# Information given start
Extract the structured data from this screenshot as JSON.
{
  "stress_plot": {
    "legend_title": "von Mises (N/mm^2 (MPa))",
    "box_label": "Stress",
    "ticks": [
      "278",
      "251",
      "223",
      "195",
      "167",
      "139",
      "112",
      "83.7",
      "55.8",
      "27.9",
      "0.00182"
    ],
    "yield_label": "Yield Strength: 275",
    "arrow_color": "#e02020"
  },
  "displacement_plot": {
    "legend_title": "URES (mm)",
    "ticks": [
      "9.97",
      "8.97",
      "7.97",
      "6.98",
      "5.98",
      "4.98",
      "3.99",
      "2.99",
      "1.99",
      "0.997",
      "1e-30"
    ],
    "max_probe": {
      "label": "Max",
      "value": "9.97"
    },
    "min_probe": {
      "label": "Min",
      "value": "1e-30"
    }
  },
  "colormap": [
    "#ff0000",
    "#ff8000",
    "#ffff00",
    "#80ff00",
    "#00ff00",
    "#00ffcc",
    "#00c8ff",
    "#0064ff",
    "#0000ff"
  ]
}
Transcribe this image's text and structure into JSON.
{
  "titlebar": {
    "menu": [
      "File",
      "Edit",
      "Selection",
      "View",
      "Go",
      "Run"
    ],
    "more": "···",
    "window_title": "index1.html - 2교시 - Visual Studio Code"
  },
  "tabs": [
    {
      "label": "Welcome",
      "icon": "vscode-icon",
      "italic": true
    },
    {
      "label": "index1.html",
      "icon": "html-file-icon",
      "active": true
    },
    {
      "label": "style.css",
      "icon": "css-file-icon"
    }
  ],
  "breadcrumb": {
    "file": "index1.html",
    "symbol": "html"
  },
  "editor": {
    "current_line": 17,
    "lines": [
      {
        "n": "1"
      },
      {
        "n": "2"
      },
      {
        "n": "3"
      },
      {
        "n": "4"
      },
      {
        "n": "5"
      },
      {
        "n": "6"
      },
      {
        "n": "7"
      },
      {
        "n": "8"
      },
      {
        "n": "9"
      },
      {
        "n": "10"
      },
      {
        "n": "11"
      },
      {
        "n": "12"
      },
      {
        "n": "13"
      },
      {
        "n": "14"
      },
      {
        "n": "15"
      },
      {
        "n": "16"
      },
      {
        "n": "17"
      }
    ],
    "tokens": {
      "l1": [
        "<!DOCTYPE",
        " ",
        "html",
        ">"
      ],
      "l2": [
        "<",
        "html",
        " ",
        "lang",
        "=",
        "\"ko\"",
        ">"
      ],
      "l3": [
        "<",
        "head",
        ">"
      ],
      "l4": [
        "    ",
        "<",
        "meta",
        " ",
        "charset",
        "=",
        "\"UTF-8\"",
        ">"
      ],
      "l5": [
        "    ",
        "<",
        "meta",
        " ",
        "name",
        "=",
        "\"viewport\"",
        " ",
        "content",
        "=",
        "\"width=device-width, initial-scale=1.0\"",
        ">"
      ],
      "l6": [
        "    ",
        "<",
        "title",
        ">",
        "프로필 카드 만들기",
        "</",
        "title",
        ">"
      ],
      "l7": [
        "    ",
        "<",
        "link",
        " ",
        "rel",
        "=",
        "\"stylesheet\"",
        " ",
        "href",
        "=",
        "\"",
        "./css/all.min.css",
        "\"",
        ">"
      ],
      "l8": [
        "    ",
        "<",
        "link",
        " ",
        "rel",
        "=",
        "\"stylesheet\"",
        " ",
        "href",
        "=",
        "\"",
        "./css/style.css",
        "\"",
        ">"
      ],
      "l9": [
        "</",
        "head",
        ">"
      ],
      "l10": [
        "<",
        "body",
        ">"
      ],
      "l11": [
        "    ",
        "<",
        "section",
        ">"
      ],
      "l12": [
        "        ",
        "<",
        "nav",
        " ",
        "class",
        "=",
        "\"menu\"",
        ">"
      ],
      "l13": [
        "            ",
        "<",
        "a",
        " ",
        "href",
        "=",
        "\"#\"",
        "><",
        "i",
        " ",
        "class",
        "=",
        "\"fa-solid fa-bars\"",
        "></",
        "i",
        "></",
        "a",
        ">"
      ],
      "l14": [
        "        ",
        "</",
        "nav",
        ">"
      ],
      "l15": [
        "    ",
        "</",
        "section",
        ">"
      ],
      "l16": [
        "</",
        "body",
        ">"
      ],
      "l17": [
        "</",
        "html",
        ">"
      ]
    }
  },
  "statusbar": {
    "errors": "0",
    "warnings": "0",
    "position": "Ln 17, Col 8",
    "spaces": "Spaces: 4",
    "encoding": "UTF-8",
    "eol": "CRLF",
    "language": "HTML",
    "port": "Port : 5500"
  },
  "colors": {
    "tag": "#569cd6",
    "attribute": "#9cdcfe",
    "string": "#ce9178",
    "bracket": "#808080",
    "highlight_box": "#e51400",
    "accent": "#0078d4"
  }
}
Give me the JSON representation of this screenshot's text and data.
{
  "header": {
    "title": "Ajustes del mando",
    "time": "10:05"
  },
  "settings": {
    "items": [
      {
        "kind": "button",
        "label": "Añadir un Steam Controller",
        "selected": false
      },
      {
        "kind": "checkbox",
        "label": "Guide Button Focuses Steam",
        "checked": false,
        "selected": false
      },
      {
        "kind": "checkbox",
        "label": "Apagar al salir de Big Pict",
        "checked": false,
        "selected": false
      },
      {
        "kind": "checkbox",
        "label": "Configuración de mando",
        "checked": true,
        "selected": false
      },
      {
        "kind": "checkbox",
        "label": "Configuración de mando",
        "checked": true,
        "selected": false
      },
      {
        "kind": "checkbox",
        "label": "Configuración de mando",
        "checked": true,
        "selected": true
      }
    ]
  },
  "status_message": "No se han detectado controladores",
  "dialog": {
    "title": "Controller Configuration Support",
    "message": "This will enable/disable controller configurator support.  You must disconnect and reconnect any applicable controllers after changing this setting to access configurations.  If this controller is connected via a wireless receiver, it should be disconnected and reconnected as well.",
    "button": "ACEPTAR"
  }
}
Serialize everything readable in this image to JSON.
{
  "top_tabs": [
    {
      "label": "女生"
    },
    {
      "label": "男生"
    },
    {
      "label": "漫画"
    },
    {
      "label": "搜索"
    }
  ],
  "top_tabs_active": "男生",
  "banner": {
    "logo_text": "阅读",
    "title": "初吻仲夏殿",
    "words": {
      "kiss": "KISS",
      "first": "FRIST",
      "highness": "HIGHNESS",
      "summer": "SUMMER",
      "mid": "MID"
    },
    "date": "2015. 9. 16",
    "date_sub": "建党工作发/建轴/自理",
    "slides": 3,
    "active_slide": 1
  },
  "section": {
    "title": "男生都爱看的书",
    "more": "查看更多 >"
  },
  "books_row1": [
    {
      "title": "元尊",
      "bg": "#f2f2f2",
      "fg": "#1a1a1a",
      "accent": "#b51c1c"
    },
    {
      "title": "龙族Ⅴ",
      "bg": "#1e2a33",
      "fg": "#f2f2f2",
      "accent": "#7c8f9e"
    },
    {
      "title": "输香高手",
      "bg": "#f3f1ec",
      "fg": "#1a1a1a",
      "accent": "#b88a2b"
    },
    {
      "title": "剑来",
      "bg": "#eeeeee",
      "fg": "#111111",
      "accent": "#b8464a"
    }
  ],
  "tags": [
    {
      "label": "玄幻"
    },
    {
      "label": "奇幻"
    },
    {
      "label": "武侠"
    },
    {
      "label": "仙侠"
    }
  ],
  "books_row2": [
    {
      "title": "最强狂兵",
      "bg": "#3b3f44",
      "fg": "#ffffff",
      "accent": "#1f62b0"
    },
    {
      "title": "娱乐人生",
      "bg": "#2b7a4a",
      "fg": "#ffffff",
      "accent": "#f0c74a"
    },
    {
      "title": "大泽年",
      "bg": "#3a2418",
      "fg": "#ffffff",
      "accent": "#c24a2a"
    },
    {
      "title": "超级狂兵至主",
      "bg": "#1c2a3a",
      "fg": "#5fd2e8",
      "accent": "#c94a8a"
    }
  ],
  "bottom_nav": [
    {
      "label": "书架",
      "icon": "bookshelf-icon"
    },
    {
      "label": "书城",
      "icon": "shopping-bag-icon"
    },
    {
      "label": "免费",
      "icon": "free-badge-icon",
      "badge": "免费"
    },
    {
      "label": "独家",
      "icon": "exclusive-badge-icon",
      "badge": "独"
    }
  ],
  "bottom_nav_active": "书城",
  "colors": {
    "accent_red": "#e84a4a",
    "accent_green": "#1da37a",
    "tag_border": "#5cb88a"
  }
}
# Information given end
● **What needs to be done**
Gather, from the listing above, every line carrying the word "icon".

● **Task response**
      "icon": "vscode-icon",
      "icon": "html-file-icon",
      "icon": "css-file-icon"
      "icon": "bookshelf-icon"
      "icon": "shopping-bag-icon"
      "icon": "free-badge-icon",
      "icon": "exclusive-badge-icon",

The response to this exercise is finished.